(Collected data entries)

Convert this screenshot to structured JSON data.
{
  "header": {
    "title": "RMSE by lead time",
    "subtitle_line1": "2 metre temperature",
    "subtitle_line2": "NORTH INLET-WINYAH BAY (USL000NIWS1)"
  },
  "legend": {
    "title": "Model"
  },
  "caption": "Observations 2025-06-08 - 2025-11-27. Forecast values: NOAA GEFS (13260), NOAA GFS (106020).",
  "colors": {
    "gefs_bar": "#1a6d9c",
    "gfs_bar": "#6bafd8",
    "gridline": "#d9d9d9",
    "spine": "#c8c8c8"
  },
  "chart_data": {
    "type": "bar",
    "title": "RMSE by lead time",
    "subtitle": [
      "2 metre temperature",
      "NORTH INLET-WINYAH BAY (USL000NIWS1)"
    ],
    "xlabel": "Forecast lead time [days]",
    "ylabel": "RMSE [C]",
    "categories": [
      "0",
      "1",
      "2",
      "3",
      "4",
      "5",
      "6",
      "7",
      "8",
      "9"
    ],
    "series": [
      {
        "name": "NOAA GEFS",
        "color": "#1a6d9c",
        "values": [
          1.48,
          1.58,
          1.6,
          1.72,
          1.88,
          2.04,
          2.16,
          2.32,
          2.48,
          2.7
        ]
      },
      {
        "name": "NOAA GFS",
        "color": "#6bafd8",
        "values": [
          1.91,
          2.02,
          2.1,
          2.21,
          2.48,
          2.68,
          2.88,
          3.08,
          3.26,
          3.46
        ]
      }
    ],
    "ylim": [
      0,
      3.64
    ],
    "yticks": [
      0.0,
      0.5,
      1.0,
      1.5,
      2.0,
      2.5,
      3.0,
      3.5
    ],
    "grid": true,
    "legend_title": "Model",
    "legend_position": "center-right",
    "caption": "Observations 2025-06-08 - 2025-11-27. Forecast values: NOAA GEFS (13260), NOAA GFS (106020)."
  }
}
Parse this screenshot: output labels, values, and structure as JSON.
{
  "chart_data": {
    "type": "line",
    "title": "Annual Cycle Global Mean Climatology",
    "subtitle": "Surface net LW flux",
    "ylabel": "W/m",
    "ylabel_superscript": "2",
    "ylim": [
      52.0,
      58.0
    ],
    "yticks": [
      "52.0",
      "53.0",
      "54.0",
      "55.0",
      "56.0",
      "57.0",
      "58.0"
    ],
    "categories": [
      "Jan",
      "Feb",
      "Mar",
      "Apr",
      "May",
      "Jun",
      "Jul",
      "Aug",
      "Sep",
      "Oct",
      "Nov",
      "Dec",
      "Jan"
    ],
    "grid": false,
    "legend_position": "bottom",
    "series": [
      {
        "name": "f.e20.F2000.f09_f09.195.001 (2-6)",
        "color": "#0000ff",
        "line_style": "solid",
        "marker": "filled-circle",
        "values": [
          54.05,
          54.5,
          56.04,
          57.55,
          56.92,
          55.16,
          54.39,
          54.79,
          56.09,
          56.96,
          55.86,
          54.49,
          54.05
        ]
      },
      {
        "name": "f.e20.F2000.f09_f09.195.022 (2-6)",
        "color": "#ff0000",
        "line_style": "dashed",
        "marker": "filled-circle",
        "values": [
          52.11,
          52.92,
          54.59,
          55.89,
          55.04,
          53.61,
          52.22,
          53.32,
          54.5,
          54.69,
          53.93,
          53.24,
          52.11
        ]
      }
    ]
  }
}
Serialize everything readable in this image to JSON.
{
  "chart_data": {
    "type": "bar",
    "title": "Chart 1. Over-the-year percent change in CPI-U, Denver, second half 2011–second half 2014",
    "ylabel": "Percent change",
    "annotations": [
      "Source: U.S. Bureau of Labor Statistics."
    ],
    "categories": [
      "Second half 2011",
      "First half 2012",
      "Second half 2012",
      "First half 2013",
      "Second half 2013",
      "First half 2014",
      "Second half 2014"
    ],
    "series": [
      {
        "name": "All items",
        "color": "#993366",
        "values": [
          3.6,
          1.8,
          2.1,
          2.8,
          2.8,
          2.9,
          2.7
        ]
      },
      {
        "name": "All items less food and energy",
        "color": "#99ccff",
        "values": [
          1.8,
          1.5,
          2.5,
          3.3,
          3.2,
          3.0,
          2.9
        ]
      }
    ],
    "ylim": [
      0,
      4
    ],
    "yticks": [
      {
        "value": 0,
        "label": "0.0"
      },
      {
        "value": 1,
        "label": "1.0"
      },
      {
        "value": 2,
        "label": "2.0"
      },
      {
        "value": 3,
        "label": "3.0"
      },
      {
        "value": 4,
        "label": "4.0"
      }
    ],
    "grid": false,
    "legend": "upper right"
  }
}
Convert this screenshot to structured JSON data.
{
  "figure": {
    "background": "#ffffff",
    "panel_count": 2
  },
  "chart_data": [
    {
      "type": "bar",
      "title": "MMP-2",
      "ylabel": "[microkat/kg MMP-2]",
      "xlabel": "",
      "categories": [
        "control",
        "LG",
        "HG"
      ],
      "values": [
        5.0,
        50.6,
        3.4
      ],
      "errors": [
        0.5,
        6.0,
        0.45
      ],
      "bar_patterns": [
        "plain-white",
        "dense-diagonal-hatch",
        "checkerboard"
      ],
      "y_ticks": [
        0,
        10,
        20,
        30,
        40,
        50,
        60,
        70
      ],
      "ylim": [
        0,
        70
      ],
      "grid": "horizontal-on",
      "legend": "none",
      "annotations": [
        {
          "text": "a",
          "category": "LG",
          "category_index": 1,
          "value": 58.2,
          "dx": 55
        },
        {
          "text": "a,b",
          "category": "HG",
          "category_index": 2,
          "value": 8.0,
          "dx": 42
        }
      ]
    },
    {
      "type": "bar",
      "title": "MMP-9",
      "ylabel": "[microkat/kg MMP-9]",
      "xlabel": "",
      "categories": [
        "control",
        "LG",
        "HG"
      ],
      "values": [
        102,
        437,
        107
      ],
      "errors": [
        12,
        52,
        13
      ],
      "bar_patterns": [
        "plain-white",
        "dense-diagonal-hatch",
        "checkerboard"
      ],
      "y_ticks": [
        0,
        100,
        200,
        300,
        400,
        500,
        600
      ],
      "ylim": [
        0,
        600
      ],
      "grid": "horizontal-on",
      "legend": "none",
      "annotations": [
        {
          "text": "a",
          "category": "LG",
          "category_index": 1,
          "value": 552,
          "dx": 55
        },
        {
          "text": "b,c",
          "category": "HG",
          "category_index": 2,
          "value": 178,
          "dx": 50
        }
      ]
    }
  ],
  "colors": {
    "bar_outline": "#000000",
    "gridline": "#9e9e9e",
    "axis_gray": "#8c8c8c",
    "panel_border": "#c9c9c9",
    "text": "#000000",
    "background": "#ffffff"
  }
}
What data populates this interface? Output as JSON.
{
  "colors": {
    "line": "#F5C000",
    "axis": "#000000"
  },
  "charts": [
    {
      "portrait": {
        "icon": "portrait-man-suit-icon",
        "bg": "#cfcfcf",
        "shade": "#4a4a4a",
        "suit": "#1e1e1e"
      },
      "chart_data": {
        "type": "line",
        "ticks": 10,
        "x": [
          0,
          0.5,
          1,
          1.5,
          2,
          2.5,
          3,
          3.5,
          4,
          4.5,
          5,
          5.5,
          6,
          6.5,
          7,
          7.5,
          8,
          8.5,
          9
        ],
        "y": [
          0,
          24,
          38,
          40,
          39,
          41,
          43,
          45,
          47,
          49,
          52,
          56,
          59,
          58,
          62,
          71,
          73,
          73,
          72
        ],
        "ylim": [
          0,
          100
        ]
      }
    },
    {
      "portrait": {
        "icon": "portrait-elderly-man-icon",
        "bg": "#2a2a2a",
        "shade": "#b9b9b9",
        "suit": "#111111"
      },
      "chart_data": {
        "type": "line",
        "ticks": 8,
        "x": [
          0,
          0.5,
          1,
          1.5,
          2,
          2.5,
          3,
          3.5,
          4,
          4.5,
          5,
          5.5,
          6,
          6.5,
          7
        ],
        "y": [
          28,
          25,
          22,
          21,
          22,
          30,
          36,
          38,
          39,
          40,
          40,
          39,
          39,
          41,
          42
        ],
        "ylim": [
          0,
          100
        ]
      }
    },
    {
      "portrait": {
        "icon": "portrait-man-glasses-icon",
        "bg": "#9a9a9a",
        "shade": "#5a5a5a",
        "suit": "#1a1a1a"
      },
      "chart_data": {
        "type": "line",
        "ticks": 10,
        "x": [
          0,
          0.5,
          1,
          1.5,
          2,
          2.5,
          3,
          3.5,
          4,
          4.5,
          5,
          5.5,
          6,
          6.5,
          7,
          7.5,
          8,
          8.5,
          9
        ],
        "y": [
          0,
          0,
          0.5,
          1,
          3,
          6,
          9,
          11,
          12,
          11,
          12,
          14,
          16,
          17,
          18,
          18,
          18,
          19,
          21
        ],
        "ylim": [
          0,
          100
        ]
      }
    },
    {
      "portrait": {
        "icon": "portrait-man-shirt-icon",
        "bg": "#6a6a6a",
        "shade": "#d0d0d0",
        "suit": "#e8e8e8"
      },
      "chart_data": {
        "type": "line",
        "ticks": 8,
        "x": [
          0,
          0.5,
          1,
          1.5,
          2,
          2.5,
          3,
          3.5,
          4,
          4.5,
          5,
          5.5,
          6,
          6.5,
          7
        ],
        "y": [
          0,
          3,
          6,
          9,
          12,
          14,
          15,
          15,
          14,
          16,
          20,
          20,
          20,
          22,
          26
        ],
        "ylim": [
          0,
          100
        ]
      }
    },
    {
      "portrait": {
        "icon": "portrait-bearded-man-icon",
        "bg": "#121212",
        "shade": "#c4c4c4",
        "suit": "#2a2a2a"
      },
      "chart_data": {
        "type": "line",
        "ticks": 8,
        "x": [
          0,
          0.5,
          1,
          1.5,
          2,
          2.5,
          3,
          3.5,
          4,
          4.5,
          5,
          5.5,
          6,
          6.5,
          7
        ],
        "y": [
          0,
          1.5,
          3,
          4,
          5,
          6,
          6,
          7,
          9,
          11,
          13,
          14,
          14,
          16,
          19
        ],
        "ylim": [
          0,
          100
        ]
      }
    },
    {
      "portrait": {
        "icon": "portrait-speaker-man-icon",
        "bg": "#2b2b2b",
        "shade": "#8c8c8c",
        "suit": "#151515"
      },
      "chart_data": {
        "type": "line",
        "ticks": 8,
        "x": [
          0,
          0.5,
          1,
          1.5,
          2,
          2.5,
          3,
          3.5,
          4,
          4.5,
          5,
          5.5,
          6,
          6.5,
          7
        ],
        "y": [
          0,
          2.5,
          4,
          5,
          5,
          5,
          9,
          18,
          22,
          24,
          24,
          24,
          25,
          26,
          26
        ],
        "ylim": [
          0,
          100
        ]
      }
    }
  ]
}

§ **INSTRUCTIONS TO FOLLOW**
State how many lines of the listing above hold the word "shade", with nothing but the number.

§ **IN RESPONSE**
6